■ **THE REQUEST**
The answer is the line with "Give me a plain-text" and every line after it to the end of the listing, retyped exactly. Pictures do not belong in it.

■ **RECORDS SHOWN**
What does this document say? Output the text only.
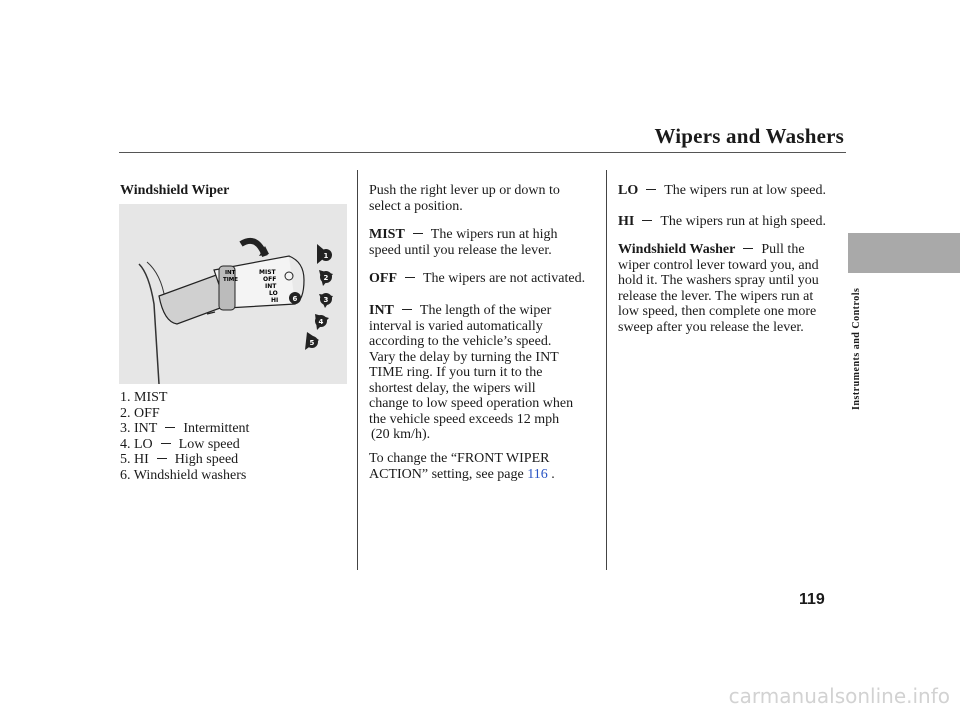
Wipers and Washers
Instruments and Controls
119
Windshield Wiper
INT
TIME
MIST
OFF
INT
LO
HI
1
2
3
4
5
6
1. MIST
2. OFF
3. INT Intermittent
4. LO Low speed
5. HI High speed
6. Windshield washers
Push the right lever up or down to
select a position.
MIST The wipers run at high
speed until you release the lever.
OFF The wipers are not activated.
INT The length of the wiper
interval is varied automatically
according to the vehicle’s speed.
Vary the delay by turning the INT
TIME ring. If you turn it to the
shortest delay, the wipers will
change to low speed operation when
the vehicle speed exceeds 12 mph
(20 km/h).
To change the “FRONT WIPER
ACTION” setting, see page 116 .
LO The wipers run at low speed.
HI The wipers run at high speed.
Windshield Washer Pull the
wiper control lever toward you, and
hold it. The washers spray until you
release the lever. The wipers run at
low speed, then complete one more
sweep after you release the lever.
carmanualsonline.info
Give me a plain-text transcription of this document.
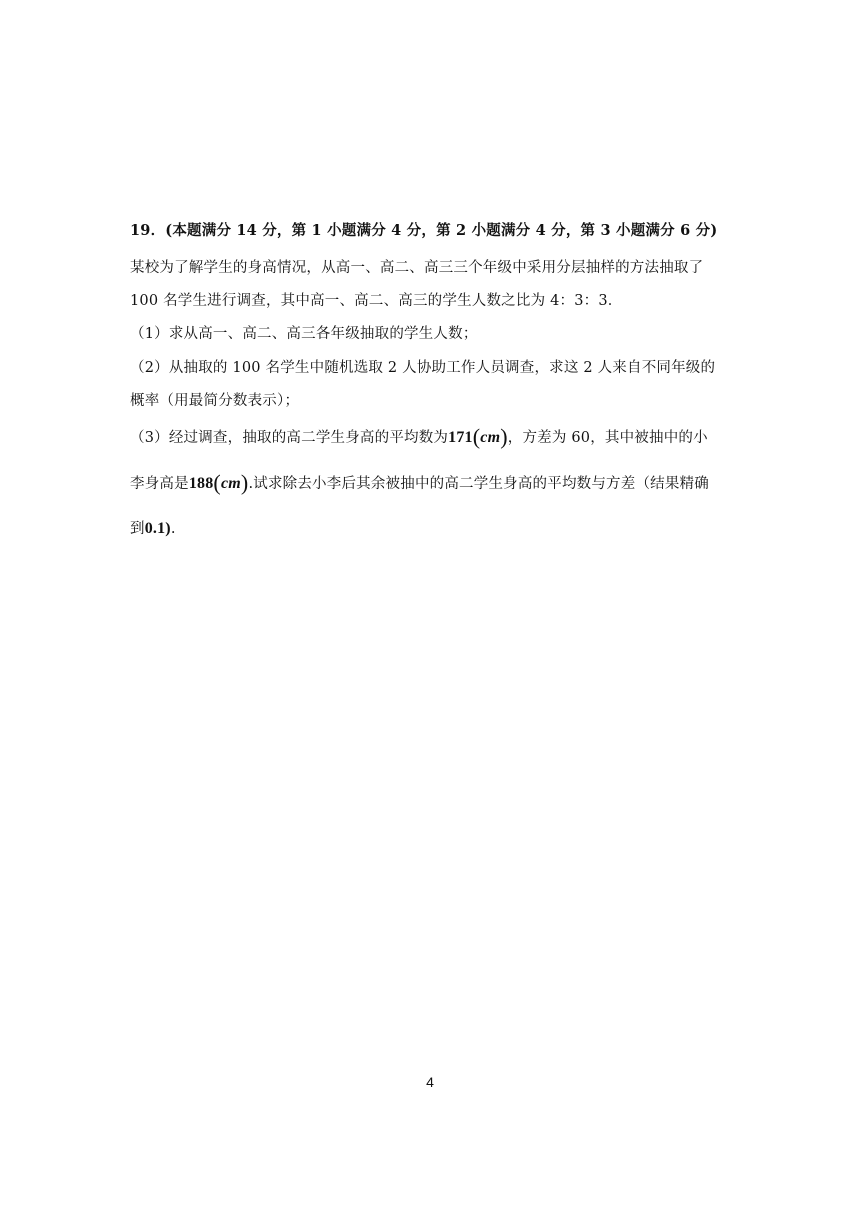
19．(本题满分 14 分，第 1 小题满分 4 分，第 2 小题满分 4 分，第 3 小题满分 6 分)
某校为了解学生的身高情况，从高一、高二、高三三个年级中采用分层抽样的方法抽取了
100 名学生进行调查，其中高一、高二、高三的学生人数之比为 4：3：3．
（1）求从高一、高二、高三各年级抽取的学生人数；
（2）从抽取的 100 名学生中随机选取 2 人协助工作人员调查，求这 2 人来自不同年级的
概率（用最简分数表示）；
（3）经过调查，抽取的高二学生身高的平均数为171(cm)，方差为 60，其中被抽中的小
李身高是188(cm).试求除去小李后其余被抽中的高二学生身高的平均数与方差（结果精确
到0.1).
4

■ **SOLUTION BELOW**
Give me a plain-text transcription of this document.
19．(本题满分 14 分，第 1 小题满分 4 分，第 2 小题满分 4 分，第 3 小题满分 6 分)
某校为了解学生的身高情况，从高一、高二、高三三个年级中采用分层抽样的方法抽取了
100 名学生进行调查，其中高一、高二、高三的学生人数之比为 4：3：3．
（1）求从高一、高二、高三各年级抽取的学生人数；
（2）从抽取的 100 名学生中随机选取 2 人协助工作人员调查，求这 2 人来自不同年级的
概率（用最简分数表示）；
（3）经过调查，抽取的高二学生身高的平均数为171(cm)，方差为 60，其中被抽中的小
李身高是188(cm).试求除去小李后其余被抽中的高二学生身高的平均数与方差（结果精确
到0.1).
4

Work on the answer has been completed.